§ **Task objective**
Answer these questions from the landscape design post, giving each answer on its own line with the same number.
1. How many students will each come up with a plan for the yard?
2. Who will grade the students' proposals?
3. Whose garden show does one commenter mention watching?

§ **Text section**

Plant & Soil Science 429: Advanced Landscape Design II
Today Plant and Soil Science Professor Karen Midden brought her PLSS 429 class to our house. Karen recently asked Clare if her landscape design class could use our yard as their “canvas” to come up with a landscape design plan to fulfill a project requirement for the class. We agreed and yesterday they came and took lots of measurements and lots of photographs. Each of the 11 students will come up with a plan, which they will present to us. (We will go to class for this part of the process.)
Not a creative *photograph*, but the *story* is kind of cool and comes from being in a uni-town!
Retired economics professor (“dismal scientist”). Married 40+ years to the love of my life; we have two grown daughters, both married, two granddaughters and a...
These are just proposals. We don't have to use any component from any proposal. Our yard simply gives the students a real-world situation to work from and the professor will grade their proposals. Mom & I will probably implement elements from several of the proposals and we might try to hire out the students to do the work. :)
Free proposals are nice. Good ideas can be difficult to imagine. I watch P.Allen Smith and a couple other garden shows. It looks so obvious when you see them do it, but like staring at a blank canvas trying to come up with our own ideas. We end up buying this one we like and that one we like and hope there's a place for them and they look ok with one another.

§ **Data section**
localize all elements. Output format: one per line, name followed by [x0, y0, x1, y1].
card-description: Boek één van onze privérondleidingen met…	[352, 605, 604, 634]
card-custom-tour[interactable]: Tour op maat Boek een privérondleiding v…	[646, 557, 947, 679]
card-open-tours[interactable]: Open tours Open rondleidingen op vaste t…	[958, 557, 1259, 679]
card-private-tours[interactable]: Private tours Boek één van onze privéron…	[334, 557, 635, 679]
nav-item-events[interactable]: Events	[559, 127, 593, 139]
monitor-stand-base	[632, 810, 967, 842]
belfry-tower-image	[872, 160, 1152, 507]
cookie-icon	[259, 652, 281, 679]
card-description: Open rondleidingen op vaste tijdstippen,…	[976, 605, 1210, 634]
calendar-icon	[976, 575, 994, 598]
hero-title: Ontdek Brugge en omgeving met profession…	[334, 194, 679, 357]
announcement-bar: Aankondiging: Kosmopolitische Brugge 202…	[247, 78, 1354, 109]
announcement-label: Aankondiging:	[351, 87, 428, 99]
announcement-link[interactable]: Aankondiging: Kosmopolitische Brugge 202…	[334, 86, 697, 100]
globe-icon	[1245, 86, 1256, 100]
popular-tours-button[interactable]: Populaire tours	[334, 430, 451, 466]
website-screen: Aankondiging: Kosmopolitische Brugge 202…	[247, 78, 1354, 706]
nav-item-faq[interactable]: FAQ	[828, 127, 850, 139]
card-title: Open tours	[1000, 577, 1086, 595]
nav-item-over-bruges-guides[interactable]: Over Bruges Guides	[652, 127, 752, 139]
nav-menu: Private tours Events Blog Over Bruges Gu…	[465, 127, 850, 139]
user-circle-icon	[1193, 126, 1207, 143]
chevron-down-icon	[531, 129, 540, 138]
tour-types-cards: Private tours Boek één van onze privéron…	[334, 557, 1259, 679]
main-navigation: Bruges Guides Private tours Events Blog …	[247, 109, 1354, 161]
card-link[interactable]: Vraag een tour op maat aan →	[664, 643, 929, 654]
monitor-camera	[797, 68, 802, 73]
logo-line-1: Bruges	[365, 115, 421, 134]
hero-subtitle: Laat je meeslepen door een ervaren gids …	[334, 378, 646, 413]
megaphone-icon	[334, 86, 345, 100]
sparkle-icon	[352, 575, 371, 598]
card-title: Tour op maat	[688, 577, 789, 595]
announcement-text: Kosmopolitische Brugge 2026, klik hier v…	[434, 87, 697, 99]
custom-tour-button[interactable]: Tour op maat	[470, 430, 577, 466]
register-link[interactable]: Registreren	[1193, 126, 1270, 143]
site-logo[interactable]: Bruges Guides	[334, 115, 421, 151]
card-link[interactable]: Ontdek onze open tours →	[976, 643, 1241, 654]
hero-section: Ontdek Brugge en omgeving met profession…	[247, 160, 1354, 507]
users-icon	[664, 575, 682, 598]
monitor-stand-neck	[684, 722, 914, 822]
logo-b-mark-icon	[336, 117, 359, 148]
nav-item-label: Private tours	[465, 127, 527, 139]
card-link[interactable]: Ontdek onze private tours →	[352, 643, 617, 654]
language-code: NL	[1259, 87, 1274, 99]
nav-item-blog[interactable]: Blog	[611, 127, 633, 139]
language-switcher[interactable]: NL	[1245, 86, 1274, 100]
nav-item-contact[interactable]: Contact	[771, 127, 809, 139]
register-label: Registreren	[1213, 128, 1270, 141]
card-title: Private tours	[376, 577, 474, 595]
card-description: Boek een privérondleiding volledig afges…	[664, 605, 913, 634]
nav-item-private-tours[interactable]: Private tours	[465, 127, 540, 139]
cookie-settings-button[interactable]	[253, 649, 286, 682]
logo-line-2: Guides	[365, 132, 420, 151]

§ **Reply**
1. Eleven students.
2. The professor.
3. P. Allen Smith's.